- **Work to do**
Every entry below must appear again, exactly as written.

----------------

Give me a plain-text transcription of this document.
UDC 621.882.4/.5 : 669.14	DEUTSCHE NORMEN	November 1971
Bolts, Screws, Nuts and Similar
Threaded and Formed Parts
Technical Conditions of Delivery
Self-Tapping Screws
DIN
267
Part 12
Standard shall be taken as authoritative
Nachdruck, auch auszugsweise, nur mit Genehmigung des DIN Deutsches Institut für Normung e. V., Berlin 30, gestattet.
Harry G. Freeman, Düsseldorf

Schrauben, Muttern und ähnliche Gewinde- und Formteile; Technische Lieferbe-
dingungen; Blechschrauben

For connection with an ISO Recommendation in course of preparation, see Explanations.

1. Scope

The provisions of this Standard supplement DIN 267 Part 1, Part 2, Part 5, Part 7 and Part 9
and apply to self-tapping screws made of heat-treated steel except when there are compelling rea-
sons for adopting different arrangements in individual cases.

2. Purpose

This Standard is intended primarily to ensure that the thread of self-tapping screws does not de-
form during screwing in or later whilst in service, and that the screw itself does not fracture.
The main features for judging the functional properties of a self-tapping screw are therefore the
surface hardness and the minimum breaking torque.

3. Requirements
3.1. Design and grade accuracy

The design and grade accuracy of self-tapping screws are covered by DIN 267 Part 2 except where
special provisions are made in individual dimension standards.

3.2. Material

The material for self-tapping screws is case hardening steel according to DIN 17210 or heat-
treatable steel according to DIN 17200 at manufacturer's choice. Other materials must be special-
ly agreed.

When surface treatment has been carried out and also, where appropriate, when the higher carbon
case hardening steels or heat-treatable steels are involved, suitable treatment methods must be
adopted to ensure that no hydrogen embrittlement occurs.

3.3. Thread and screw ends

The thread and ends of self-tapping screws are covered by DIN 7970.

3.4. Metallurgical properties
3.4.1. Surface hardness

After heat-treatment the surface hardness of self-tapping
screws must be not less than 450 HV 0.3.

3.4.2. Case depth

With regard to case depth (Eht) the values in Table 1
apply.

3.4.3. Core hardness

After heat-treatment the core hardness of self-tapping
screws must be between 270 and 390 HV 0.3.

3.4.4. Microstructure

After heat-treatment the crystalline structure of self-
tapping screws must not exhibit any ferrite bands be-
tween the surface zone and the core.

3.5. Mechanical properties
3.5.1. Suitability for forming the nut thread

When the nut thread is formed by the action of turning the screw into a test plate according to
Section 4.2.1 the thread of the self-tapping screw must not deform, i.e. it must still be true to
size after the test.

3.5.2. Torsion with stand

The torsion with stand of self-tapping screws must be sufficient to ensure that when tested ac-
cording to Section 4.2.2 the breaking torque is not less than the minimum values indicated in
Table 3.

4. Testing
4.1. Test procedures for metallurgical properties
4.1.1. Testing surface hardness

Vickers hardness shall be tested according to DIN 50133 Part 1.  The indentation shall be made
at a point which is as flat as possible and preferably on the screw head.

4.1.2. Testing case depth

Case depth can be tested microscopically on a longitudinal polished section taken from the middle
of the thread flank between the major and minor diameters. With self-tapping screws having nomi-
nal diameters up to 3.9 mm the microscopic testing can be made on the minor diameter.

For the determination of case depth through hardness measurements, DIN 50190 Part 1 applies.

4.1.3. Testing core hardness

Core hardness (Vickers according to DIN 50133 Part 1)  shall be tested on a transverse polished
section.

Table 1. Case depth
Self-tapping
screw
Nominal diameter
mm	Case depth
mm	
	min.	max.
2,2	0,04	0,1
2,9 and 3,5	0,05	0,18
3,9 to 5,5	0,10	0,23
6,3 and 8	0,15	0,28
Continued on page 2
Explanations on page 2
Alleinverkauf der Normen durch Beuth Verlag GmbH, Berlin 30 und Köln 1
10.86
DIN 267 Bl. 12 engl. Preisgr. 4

----------------

- **Result for this task**
Give me a plain-text transcription of this document.
UDC 621.882.4/.5 : 669.14	DEUTSCHE NORMEN	November 1971
Bolts, Screws, Nuts and Similar
Threaded and Formed Parts
Technical Conditions of Delivery
Self-Tapping Screws
DIN
267
Part 12
Standard shall be taken as authoritative
Nachdruck, auch auszugsweise, nur mit Genehmigung des DIN Deutsches Institut für Normung e. V., Berlin 30, gestattet.
Harry G. Freeman, Düsseldorf

Schrauben, Muttern und ähnliche Gewinde- und Formteile; Technische Lieferbe-
dingungen; Blechschrauben

For connection with an ISO Recommendation in course of preparation, see Explanations.

1. Scope

The provisions of this Standard supplement DIN 267 Part 1, Part 2, Part 5, Part 7 and Part 9
and apply to self-tapping screws made of heat-treated steel except when there are compelling rea-
sons for adopting different arrangements in individual cases.

2. Purpose

This Standard is intended primarily to ensure that the thread of self-tapping screws does not de-
form during screwing in or later whilst in service, and that the screw itself does not fracture.
The main features for judging the functional properties of a self-tapping screw are therefore the
surface hardness and the minimum breaking torque.

3. Requirements
3.1. Design and grade accuracy

The design and grade accuracy of self-tapping screws are covered by DIN 267 Part 2 except where
special provisions are made in individual dimension standards.

3.2. Material

The material for self-tapping screws is case hardening steel according to DIN 17210 or heat-
treatable steel according to DIN 17200 at manufacturer's choice. Other materials must be special-
ly agreed.

When surface treatment has been carried out and also, where appropriate, when the higher carbon
case hardening steels or heat-treatable steels are involved, suitable treatment methods must be
adopted to ensure that no hydrogen embrittlement occurs.

3.3. Thread and screw ends

The thread and ends of self-tapping screws are covered by DIN 7970.

3.4. Metallurgical properties
3.4.1. Surface hardness

After heat-treatment the surface hardness of self-tapping
screws must be not less than 450 HV 0.3.

3.4.2. Case depth

With regard to case depth (Eht) the values in Table 1
apply.

3.4.3. Core hardness

After heat-treatment the core hardness of self-tapping
screws must be between 270 and 390 HV 0.3.

3.4.4. Microstructure

After heat-treatment the crystalline structure of self-
tapping screws must not exhibit any ferrite bands be-
tween the surface zone and the core.

3.5. Mechanical properties
3.5.1. Suitability for forming the nut thread

When the nut thread is formed by the action of turning the screw into a test plate according to
Section 4.2.1 the thread of the self-tapping screw must not deform, i.e. it must still be true to
size after the test.

3.5.2. Torsion with stand

The torsion with stand of self-tapping screws must be sufficient to ensure that when tested ac-
cording to Section 4.2.2 the breaking torque is not less than the minimum values indicated in
Table 3.

4. Testing
4.1. Test procedures for metallurgical properties
4.1.1. Testing surface hardness

Vickers hardness shall be tested according to DIN 50133 Part 1.  The indentation shall be made
at a point which is as flat as possible and preferably on the screw head.

4.1.2. Testing case depth

Case depth can be tested microscopically on a longitudinal polished section taken from the middle
of the thread flank between the major and minor diameters. With self-tapping screws having nomi-
nal diameters up to 3.9 mm the microscopic testing can be made on the minor diameter.

For the determination of case depth through hardness measurements, DIN 50190 Part 1 applies.

4.1.3. Testing core hardness

Core hardness (Vickers according to DIN 50133 Part 1)  shall be tested on a transverse polished
section.

Table 1. Case depth
Self-tapping
screw
Nominal diameter
mm	Case depth
mm	
	min.	max.
2,2	0,04	0,1
2,9 and 3,5	0,05	0,18
3,9 to 5,5	0,10	0,23
6,3 and 8	0,15	0,28
Continued on page 2
Explanations on page 2
Alleinverkauf der Normen durch Beuth Verlag GmbH, Berlin 30 und Köln 1
10.86
DIN 267 Bl. 12 engl. Preisgr. 4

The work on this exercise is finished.